What to produce >> Copy every line of the data that contains the string "percent".

Extracted information >>
- - -

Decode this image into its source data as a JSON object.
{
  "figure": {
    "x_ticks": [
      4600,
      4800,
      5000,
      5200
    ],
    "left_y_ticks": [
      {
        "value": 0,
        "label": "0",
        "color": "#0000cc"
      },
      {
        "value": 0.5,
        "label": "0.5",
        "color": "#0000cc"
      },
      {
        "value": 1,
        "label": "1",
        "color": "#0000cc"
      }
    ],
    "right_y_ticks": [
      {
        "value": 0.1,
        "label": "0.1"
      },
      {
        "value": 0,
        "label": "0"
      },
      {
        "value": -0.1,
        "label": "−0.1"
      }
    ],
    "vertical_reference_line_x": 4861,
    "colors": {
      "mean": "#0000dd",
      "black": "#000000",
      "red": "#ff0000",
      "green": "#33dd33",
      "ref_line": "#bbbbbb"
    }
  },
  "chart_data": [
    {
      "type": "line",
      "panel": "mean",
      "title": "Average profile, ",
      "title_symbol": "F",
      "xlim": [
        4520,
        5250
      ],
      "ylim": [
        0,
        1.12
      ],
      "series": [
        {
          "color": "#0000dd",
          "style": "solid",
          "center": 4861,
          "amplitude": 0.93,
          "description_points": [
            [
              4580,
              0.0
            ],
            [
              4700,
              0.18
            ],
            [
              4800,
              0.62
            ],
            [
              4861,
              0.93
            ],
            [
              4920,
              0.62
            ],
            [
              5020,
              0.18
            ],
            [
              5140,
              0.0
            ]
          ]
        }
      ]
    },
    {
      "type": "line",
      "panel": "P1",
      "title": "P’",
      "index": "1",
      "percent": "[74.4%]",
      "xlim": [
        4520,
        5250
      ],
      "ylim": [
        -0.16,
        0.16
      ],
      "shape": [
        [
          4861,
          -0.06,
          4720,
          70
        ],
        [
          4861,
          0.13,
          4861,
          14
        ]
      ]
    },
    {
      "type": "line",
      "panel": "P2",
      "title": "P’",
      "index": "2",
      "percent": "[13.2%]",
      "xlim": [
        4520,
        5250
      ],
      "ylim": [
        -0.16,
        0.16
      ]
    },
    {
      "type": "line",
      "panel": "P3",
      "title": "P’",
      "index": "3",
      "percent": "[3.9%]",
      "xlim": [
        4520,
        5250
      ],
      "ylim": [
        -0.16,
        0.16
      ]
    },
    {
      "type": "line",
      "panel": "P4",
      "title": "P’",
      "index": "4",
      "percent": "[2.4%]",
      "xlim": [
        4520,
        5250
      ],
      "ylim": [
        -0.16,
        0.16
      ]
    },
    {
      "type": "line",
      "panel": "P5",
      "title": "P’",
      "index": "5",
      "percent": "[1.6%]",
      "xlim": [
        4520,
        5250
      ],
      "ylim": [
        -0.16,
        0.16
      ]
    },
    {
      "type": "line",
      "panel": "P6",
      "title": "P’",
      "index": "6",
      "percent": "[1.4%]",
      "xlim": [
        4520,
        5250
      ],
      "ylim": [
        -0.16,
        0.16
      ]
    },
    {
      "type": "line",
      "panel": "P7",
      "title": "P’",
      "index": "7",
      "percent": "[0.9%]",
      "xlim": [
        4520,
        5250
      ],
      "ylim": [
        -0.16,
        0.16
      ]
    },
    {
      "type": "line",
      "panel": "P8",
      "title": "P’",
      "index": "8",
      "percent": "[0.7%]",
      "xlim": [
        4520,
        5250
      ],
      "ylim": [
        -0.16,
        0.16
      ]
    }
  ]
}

- - -

Solution to this problem >>
      "percent": "[74.4%]",
      "percent": "[13.2%]",
      "percent": "[3.9%]",
      "percent": "[2.4%]",
      "percent": "[1.6%]",
      "percent": "[1.4%]",
      "percent": "[0.9%]",
      "percent": "[0.7%]",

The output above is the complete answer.